→ WHAT IS EXPECTED
Output an exact reproduction of the data.

Stored records
+ + + +

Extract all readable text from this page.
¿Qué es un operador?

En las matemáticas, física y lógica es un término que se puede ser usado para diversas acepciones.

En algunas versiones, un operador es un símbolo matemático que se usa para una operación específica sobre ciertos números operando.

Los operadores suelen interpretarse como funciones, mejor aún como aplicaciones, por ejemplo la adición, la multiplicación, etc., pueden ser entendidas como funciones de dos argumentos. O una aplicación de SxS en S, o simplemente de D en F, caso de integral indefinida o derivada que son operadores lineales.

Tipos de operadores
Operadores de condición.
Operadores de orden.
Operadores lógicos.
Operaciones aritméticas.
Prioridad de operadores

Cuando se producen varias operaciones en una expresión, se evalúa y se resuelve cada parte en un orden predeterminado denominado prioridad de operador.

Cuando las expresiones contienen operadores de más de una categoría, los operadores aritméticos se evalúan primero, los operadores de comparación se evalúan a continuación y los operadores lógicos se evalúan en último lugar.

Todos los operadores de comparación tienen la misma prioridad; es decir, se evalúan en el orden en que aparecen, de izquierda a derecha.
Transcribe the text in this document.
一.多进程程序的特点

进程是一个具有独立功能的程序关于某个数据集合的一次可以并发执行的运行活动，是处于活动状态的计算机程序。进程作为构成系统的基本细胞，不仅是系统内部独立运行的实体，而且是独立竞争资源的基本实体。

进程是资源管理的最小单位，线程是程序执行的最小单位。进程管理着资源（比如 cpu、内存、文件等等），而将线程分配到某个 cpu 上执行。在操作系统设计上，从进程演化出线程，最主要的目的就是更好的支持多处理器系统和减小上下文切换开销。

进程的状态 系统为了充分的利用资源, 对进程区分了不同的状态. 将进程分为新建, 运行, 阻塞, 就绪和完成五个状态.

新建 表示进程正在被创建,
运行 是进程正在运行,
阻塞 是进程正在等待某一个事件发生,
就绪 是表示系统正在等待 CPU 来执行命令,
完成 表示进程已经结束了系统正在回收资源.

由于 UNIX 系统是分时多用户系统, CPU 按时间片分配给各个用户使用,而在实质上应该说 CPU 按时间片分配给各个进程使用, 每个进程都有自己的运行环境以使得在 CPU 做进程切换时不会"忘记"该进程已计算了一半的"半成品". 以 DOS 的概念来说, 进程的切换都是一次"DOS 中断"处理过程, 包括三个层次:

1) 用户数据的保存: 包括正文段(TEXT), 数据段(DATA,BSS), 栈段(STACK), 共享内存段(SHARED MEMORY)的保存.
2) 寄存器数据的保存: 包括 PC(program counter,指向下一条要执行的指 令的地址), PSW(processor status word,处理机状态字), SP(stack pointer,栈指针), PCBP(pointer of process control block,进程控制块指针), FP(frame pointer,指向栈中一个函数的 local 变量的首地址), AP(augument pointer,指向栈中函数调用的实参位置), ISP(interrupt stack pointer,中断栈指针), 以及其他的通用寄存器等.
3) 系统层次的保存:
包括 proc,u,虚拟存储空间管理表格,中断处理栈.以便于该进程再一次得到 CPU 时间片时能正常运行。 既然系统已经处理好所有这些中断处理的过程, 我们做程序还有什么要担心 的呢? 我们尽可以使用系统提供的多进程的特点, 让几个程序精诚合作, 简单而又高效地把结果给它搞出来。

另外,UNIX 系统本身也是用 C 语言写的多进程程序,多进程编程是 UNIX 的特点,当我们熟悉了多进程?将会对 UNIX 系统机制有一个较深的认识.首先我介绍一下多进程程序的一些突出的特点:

+ + + +

→ COMPLETED EXERCISE
Extract all readable text from this page.
¿Qué es un operador?

En las matemáticas, física y lógica es un término que se puede ser usado para diversas acepciones.

En algunas versiones, un operador es un símbolo matemático que se usa para una operación específica sobre ciertos números operando.

Los operadores suelen interpretarse como funciones, mejor aún como aplicaciones, por ejemplo la adición, la multiplicación, etc., pueden ser entendidas como funciones de dos argumentos. O una aplicación de SxS en S, o simplemente de D en F, caso de integral indefinida o derivada que son operadores lineales.

Tipos de operadores
Operadores de condición.
Operadores de orden.
Operadores lógicos.
Operaciones aritméticas.
Prioridad de operadores

Cuando se producen varias operaciones en una expresión, se evalúa y se resuelve cada parte en un orden predeterminado denominado prioridad de operador.

Cuando las expresiones contienen operadores de más de una categoría, los operadores aritméticos se evalúan primero, los operadores de comparación se evalúan a continuación y los operadores lógicos se evalúan en último lugar.

Todos los operadores de comparación tienen la misma prioridad; es decir, se evalúan en el orden en que aparecen, de izquierda a derecha.
Transcribe the text in this document.
一.多进程程序的特点

进程是一个具有独立功能的程序关于某个数据集合的一次可以并发执行的运行活动，是处于活动状态的计算机程序。进程作为构成系统的基本细胞，不仅是系统内部独立运行的实体，而且是独立竞争资源的基本实体。

进程是资源管理的最小单位，线程是程序执行的最小单位。进程管理着资源（比如 cpu、内存、文件等等），而将线程分配到某个 cpu 上执行。在操作系统设计上，从进程演化出线程，最主要的目的就是更好的支持多处理器系统和减小上下文切换开销。

进程的状态 系统为了充分的利用资源, 对进程区分了不同的状态. 将进程分为新建, 运行, 阻塞, 就绪和完成五个状态.

新建 表示进程正在被创建,
运行 是进程正在运行,
阻塞 是进程正在等待某一个事件发生,
就绪 是表示系统正在等待 CPU 来执行命令,
完成 表示进程已经结束了系统正在回收资源.

由于 UNIX 系统是分时多用户系统, CPU 按时间片分配给各个用户使用,而在实质上应该说 CPU 按时间片分配给各个进程使用, 每个进程都有自己的运行环境以使得在 CPU 做进程切换时不会"忘记"该进程已计算了一半的"半成品". 以 DOS 的概念来说, 进程的切换都是一次"DOS 中断"处理过程, 包括三个层次:

1) 用户数据的保存: 包括正文段(TEXT), 数据段(DATA,BSS), 栈段(STACK), 共享内存段(SHARED MEMORY)的保存.
2) 寄存器数据的保存: 包括 PC(program counter,指向下一条要执行的指 令的地址), PSW(processor status word,处理机状态字), SP(stack pointer,栈指针), PCBP(pointer of process control block,进程控制块指针), FP(frame pointer,指向栈中一个函数的 local 变量的首地址), AP(augument pointer,指向栈中函数调用的实参位置), ISP(interrupt stack pointer,中断栈指针), 以及其他的通用寄存器等.
3) 系统层次的保存:
包括 proc,u,虚拟存储空间管理表格,中断处理栈.以便于该进程再一次得到 CPU 时间片时能正常运行。 既然系统已经处理好所有这些中断处理的过程, 我们做程序还有什么要担心 的呢? 我们尽可以使用系统提供的多进程的特点, 让几个程序精诚合作, 简单而又高效地把结果给它搞出来。

另外,UNIX 系统本身也是用 C 语言写的多进程程序,多进程编程是 UNIX 的特点,当我们熟悉了多进程?将会对 UNIX 系统机制有一个较深的认识.首先我介绍一下多进程程序的一些突出的特点:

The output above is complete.